> Brief:
Repeat the records below exactly.

> Entries provided:
"""
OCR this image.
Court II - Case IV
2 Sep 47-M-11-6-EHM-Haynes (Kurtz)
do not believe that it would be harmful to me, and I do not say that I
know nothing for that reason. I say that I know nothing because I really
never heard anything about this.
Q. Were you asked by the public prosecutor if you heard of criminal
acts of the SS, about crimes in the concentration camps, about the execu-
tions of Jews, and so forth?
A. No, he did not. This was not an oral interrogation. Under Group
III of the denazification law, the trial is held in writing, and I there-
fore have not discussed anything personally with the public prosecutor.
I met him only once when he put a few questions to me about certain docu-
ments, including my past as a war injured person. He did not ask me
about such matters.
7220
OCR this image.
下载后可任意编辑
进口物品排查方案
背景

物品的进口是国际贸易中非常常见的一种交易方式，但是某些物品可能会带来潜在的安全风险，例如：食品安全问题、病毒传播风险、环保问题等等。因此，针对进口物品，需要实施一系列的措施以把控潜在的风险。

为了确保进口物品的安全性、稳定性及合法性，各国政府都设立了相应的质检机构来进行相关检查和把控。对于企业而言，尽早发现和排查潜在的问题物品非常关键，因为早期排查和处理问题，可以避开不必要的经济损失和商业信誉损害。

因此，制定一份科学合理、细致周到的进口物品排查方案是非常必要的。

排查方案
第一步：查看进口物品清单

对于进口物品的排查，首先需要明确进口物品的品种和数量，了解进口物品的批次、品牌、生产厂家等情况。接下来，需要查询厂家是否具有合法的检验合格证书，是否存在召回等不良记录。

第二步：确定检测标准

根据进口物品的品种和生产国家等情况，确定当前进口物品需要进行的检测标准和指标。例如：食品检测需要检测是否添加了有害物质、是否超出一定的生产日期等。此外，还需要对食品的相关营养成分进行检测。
"""
> In response:
OCR this image.
Court II - Case IV
2 Sep 47-M-11-6-EHM-Haynes (Kurtz)
do not believe that it would be harmful to me, and I do not say that I
know nothing for that reason. I say that I know nothing because I really
never heard anything about this.
Q. Were you asked by the public prosecutor if you heard of criminal
acts of the SS, about crimes in the concentration camps, about the execu-
tions of Jews, and so forth?
A. No, he did not. This was not an oral interrogation. Under Group
III of the denazification law, the trial is held in writing, and I there-
fore have not discussed anything personally with the public prosecutor.
I met him only once when he put a few questions to me about certain docu-
ments, including my past as a war injured person. He did not ask me
about such matters.
7220
OCR this image.
下载后可任意编辑
进口物品排查方案
背景

物品的进口是国际贸易中非常常见的一种交易方式，但是某些物品可能会带来潜在的安全风险，例如：食品安全问题、病毒传播风险、环保问题等等。因此，针对进口物品，需要实施一系列的措施以把控潜在的风险。

为了确保进口物品的安全性、稳定性及合法性，各国政府都设立了相应的质检机构来进行相关检查和把控。对于企业而言，尽早发现和排查潜在的问题物品非常关键，因为早期排查和处理问题，可以避开不必要的经济损失和商业信誉损害。

因此，制定一份科学合理、细致周到的进口物品排查方案是非常必要的。

排查方案
第一步：查看进口物品清单

对于进口物品的排查，首先需要明确进口物品的品种和数量，了解进口物品的批次、品牌、生产厂家等情况。接下来，需要查询厂家是否具有合法的检验合格证书，是否存在召回等不良记录。

第二步：确定检测标准

根据进口物品的品种和生产国家等情况，确定当前进口物品需要进行的检测标准和指标。例如：食品检测需要检测是否添加了有害物质、是否超出一定的生产日期等。此外，还需要对食品的相关营养成分进行检测。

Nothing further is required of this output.